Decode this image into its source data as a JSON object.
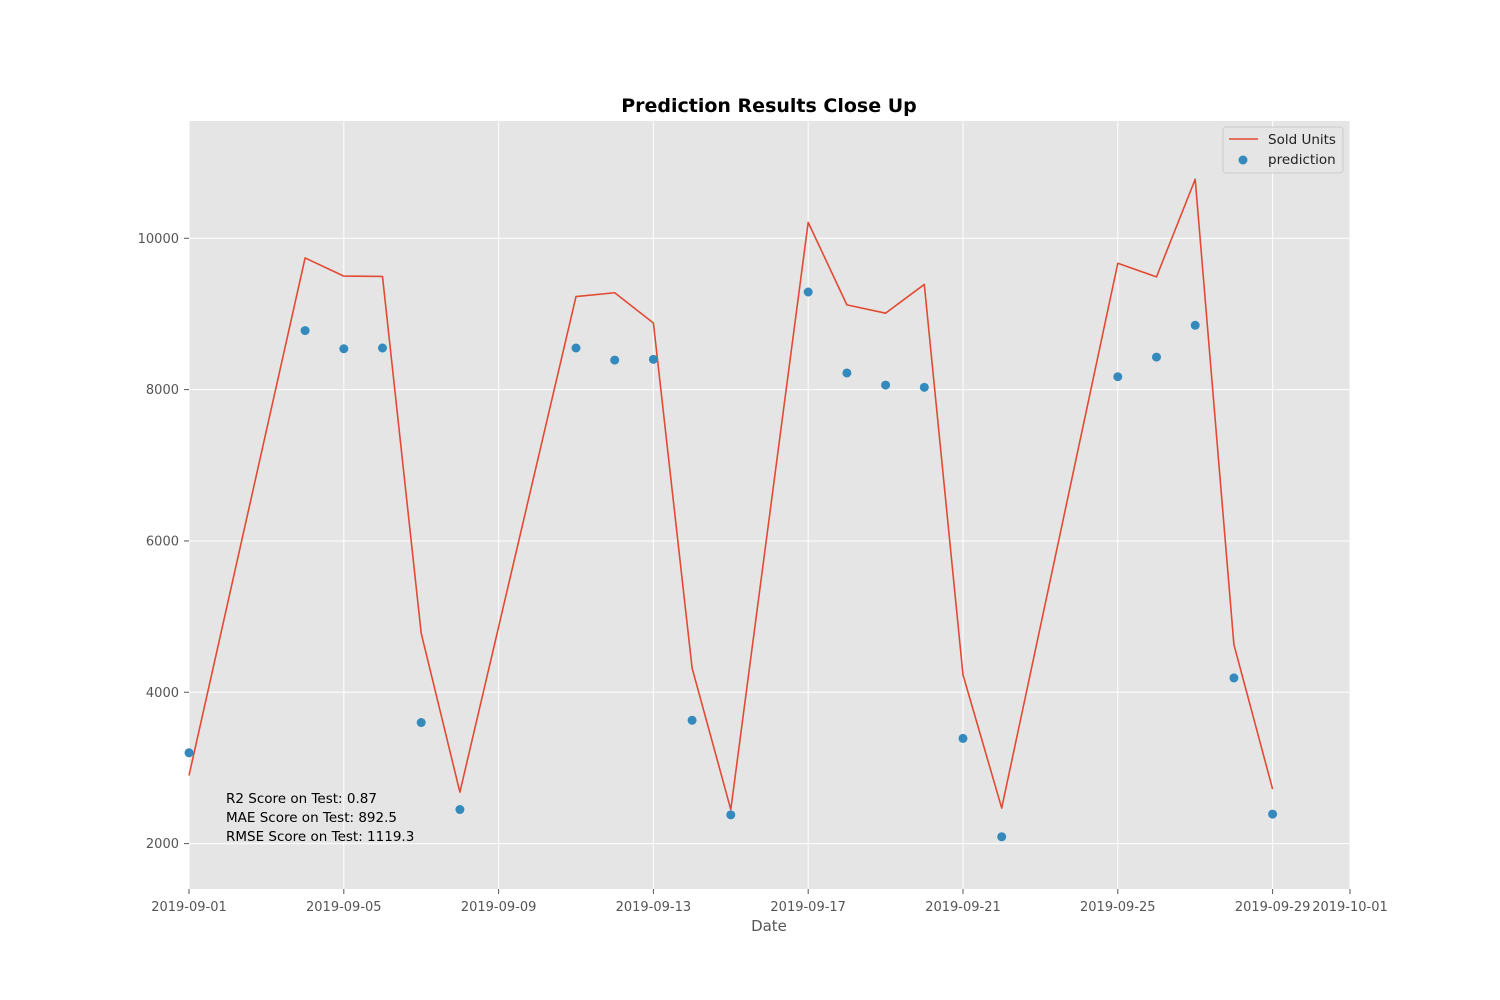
{
  "chart_data": {
    "type": "line",
    "title": "Prediction Results Close Up",
    "xlabel": "Date",
    "ylabel": "",
    "xlim": [
      "2019-09-01",
      "2019-10-01"
    ],
    "ylim": [
      1400,
      11550
    ],
    "x_ticks": [
      "2019-09-01",
      "2019-09-05",
      "2019-09-09",
      "2019-09-13",
      "2019-09-17",
      "2019-09-21",
      "2019-09-25",
      "2019-09-29",
      "2019-10-01"
    ],
    "y_ticks": [
      2000,
      4000,
      6000,
      8000,
      10000
    ],
    "grid": true,
    "legend_position": "top-right",
    "series": [
      {
        "name": "Sold Units",
        "kind": "line",
        "color": "#E24A33",
        "points": [
          {
            "x": "2019-09-01",
            "y": 2900
          },
          {
            "x": "2019-09-04",
            "y": 9740
          },
          {
            "x": "2019-09-05",
            "y": 9500
          },
          {
            "x": "2019-09-06",
            "y": 9495
          },
          {
            "x": "2019-09-07",
            "y": 4780
          },
          {
            "x": "2019-09-08",
            "y": 2680
          },
          {
            "x": "2019-09-11",
            "y": 9230
          },
          {
            "x": "2019-09-12",
            "y": 9280
          },
          {
            "x": "2019-09-13",
            "y": 8880
          },
          {
            "x": "2019-09-14",
            "y": 4320
          },
          {
            "x": "2019-09-15",
            "y": 2450
          },
          {
            "x": "2019-09-17",
            "y": 10210
          },
          {
            "x": "2019-09-18",
            "y": 9120
          },
          {
            "x": "2019-09-19",
            "y": 9010
          },
          {
            "x": "2019-09-20",
            "y": 9390
          },
          {
            "x": "2019-09-21",
            "y": 4230
          },
          {
            "x": "2019-09-22",
            "y": 2470
          },
          {
            "x": "2019-09-25",
            "y": 9670
          },
          {
            "x": "2019-09-26",
            "y": 9490
          },
          {
            "x": "2019-09-27",
            "y": 10780
          },
          {
            "x": "2019-09-28",
            "y": 4630
          },
          {
            "x": "2019-09-29",
            "y": 2720
          }
        ]
      },
      {
        "name": "prediction",
        "kind": "scatter",
        "color": "#348ABD",
        "points": [
          {
            "x": "2019-09-01",
            "y": 3200
          },
          {
            "x": "2019-09-04",
            "y": 8780
          },
          {
            "x": "2019-09-05",
            "y": 8540
          },
          {
            "x": "2019-09-06",
            "y": 8550
          },
          {
            "x": "2019-09-07",
            "y": 3600
          },
          {
            "x": "2019-09-08",
            "y": 2450
          },
          {
            "x": "2019-09-11",
            "y": 8550
          },
          {
            "x": "2019-09-12",
            "y": 8390
          },
          {
            "x": "2019-09-13",
            "y": 8400
          },
          {
            "x": "2019-09-14",
            "y": 3630
          },
          {
            "x": "2019-09-15",
            "y": 2380
          },
          {
            "x": "2019-09-17",
            "y": 9290
          },
          {
            "x": "2019-09-18",
            "y": 8220
          },
          {
            "x": "2019-09-19",
            "y": 8060
          },
          {
            "x": "2019-09-20",
            "y": 8030
          },
          {
            "x": "2019-09-21",
            "y": 3390
          },
          {
            "x": "2019-09-22",
            "y": 2090
          },
          {
            "x": "2019-09-25",
            "y": 8170
          },
          {
            "x": "2019-09-26",
            "y": 8430
          },
          {
            "x": "2019-09-27",
            "y": 8850
          },
          {
            "x": "2019-09-28",
            "y": 4190
          },
          {
            "x": "2019-09-29",
            "y": 2390
          }
        ]
      }
    ],
    "annotations": [
      "R2 Score on Test: 0.87",
      "MAE Score on Test: 892.5",
      "RMSE Score on Test: 1119.3"
    ],
    "colors": {
      "plot_background": "#E5E5E5",
      "grid": "#FFFFFF"
    }
  }
}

* * * *

## Request
Apart from the pictures, the entries above are to be repeated in full and exactly.

## Finished task
Decode this image into its source data as a JSON object.
{
  "chart_data": {
    "type": "line",
    "title": "Prediction Results Close Up",
    "xlabel": "Date",
    "ylabel": "",
    "xlim": [
      "2019-09-01",
      "2019-10-01"
    ],
    "ylim": [
      1400,
      11550
    ],
    "x_ticks": [
      "2019-09-01",
      "2019-09-05",
      "2019-09-09",
      "2019-09-13",
      "2019-09-17",
      "2019-09-21",
      "2019-09-25",
      "2019-09-29",
      "2019-10-01"
    ],
    "y_ticks": [
      2000,
      4000,
      6000,
      8000,
      10000
    ],
    "grid": true,
    "legend_position": "top-right",
    "series": [
      {
        "name": "Sold Units",
        "kind": "line",
        "color": "#E24A33",
        "points": [
          {
            "x": "2019-09-01",
            "y": 2900
          },
          {
            "x": "2019-09-04",
            "y": 9740
          },
          {
            "x": "2019-09-05",
            "y": 9500
          },
          {
            "x": "2019-09-06",
            "y": 9495
          },
          {
            "x": "2019-09-07",
            "y": 4780
          },
          {
            "x": "2019-09-08",
            "y": 2680
          },
          {
            "x": "2019-09-11",
            "y": 9230
          },
          {
            "x": "2019-09-12",
            "y": 9280
          },
          {
            "x": "2019-09-13",
            "y": 8880
          },
          {
            "x": "2019-09-14",
            "y": 4320
          },
          {
            "x": "2019-09-15",
            "y": 2450
          },
          {
            "x": "2019-09-17",
            "y": 10210
          },
          {
            "x": "2019-09-18",
            "y": 9120
          },
          {
            "x": "2019-09-19",
            "y": 9010
          },
          {
            "x": "2019-09-20",
            "y": 9390
          },
          {
            "x": "2019-09-21",
            "y": 4230
          },
          {
            "x": "2019-09-22",
            "y": 2470
          },
          {
            "x": "2019-09-25",
            "y": 9670
          },
          {
            "x": "2019-09-26",
            "y": 9490
          },
          {
            "x": "2019-09-27",
            "y": 10780
          },
          {
            "x": "2019-09-28",
            "y": 4630
          },
          {
            "x": "2019-09-29",
            "y": 2720
          }
        ]
      },
      {
        "name": "prediction",
        "kind": "scatter",
        "color": "#348ABD",
        "points": [
          {
            "x": "2019-09-01",
            "y": 3200
          },
          {
            "x": "2019-09-04",
            "y": 8780
          },
          {
            "x": "2019-09-05",
            "y": 8540
          },
          {
            "x": "2019-09-06",
            "y": 8550
          },
          {
            "x": "2019-09-07",
            "y": 3600
          },
          {
            "x": "2019-09-08",
            "y": 2450
          },
          {
            "x": "2019-09-11",
            "y": 8550
          },
          {
            "x": "2019-09-12",
            "y": 8390
          },
          {
            "x": "2019-09-13",
            "y": 8400
          },
          {
            "x": "2019-09-14",
            "y": 3630
          },
          {
            "x": "2019-09-15",
            "y": 2380
          },
          {
            "x": "2019-09-17",
            "y": 9290
          },
          {
            "x": "2019-09-18",
            "y": 8220
          },
          {
            "x": "2019-09-19",
            "y": 8060
          },
          {
            "x": "2019-09-20",
            "y": 8030
          },
          {
            "x": "2019-09-21",
            "y": 3390
          },
          {
            "x": "2019-09-22",
            "y": 2090
          },
          {
            "x": "2019-09-25",
            "y": 8170
          },
          {
            "x": "2019-09-26",
            "y": 8430
          },
          {
            "x": "2019-09-27",
            "y": 8850
          },
          {
            "x": "2019-09-28",
            "y": 4190
          },
          {
            "x": "2019-09-29",
            "y": 2390
          }
        ]
      }
    ],
    "annotations": [
      "R2 Score on Test: 0.87",
      "MAE Score on Test: 892.5",
      "RMSE Score on Test: 1119.3"
    ],
    "colors": {
      "plot_background": "#E5E5E5",
      "grid": "#FFFFFF"
    }
  }
}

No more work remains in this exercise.